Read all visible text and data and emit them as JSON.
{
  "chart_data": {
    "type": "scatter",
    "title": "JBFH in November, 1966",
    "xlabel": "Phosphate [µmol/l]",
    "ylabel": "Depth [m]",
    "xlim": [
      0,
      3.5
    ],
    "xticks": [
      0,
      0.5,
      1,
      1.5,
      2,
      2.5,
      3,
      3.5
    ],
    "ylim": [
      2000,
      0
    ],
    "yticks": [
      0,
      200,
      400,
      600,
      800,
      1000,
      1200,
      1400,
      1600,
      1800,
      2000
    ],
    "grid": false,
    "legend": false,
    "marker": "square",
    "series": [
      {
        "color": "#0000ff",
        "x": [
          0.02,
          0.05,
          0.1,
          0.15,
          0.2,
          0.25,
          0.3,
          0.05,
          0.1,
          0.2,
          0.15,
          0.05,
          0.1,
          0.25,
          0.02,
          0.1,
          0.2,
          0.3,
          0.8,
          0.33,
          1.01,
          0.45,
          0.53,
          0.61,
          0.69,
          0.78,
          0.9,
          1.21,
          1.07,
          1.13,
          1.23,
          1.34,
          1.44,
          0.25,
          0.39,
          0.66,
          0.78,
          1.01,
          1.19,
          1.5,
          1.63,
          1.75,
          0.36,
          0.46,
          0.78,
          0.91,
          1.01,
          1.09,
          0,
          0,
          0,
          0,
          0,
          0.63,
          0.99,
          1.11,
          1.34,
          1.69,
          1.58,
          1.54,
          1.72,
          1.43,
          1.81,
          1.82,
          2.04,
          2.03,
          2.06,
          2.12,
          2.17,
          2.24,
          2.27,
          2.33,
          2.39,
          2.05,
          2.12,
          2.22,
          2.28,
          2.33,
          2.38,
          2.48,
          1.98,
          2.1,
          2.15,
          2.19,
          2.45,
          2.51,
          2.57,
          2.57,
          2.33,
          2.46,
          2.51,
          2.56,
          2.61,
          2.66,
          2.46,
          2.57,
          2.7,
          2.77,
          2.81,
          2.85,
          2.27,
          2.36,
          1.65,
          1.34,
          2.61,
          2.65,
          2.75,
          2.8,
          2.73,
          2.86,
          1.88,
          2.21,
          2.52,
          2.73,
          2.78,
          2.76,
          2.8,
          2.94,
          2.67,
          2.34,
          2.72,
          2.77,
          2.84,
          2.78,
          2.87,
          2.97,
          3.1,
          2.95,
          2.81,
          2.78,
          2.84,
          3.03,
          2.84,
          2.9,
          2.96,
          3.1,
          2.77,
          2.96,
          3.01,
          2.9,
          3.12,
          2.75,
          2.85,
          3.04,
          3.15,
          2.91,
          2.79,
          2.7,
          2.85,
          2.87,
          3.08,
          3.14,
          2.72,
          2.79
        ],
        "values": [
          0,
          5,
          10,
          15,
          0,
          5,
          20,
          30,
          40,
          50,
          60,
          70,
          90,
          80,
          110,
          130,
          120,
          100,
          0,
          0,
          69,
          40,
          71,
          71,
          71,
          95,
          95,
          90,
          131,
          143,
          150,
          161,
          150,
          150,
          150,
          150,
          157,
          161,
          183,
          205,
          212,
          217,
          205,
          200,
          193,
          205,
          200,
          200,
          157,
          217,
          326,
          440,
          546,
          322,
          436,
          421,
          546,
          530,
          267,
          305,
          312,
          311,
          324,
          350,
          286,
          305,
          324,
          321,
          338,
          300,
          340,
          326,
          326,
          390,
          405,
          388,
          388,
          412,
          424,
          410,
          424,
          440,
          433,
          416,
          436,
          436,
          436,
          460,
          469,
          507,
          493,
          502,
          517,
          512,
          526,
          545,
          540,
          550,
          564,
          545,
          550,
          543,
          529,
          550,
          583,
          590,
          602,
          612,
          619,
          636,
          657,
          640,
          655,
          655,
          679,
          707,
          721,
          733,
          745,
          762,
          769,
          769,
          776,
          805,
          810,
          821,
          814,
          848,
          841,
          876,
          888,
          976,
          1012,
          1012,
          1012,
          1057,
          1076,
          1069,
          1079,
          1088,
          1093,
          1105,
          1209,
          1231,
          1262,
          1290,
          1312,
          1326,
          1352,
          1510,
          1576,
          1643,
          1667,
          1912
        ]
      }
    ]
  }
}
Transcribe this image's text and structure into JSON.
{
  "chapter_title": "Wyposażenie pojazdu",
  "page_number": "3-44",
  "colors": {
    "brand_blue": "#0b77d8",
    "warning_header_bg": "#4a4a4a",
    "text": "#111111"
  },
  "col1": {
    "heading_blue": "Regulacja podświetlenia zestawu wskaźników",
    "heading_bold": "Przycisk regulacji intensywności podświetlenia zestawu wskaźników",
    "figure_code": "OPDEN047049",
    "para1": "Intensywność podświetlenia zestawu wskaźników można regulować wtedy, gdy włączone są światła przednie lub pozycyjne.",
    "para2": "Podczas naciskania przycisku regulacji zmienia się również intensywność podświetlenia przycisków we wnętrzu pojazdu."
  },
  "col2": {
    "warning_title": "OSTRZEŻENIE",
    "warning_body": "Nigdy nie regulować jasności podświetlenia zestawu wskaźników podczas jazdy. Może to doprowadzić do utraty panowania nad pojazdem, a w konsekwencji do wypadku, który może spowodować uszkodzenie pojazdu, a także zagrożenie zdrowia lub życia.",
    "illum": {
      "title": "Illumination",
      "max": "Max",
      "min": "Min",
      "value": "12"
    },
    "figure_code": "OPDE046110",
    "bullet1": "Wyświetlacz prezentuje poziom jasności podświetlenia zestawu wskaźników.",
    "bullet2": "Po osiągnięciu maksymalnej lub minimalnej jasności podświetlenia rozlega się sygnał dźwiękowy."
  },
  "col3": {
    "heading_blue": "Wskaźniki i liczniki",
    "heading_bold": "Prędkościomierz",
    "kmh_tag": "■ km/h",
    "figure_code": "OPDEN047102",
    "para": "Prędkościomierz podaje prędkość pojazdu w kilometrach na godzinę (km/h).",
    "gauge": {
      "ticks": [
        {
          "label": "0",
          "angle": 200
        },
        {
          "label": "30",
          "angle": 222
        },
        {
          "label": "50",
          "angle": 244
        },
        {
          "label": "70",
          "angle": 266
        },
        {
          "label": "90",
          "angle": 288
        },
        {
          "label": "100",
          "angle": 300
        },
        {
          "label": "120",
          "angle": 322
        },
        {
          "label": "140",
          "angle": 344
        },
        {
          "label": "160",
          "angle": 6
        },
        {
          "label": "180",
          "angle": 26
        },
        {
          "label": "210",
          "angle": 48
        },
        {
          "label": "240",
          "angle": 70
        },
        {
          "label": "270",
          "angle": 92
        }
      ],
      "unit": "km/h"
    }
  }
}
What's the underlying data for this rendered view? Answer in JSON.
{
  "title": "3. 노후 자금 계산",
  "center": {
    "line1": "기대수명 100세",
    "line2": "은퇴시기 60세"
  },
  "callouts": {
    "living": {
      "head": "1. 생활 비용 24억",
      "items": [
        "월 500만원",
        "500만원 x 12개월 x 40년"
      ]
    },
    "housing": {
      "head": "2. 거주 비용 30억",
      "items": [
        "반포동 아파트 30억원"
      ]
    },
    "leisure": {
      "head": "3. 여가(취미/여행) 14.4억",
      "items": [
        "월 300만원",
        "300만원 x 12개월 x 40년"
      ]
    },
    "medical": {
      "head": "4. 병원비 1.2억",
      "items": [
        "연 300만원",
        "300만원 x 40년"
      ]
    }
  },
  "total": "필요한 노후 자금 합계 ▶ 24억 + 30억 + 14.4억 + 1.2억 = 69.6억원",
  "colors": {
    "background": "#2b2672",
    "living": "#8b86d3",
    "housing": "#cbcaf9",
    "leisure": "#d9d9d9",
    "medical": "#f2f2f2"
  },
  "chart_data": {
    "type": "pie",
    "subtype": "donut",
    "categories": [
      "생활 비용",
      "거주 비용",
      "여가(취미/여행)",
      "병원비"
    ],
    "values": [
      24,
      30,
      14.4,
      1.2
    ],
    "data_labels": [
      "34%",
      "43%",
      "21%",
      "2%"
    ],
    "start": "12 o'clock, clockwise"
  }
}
+++
**GIVEN PROBLEM:**
Copy all lines from the material that include "JSON".

**EXERCISE RESPONSE:**
Read all visible text and data and emit them as JSON.
Transcribe this image's text and structure into JSON.
What's the underlying data for this rendered view? Answer in JSON.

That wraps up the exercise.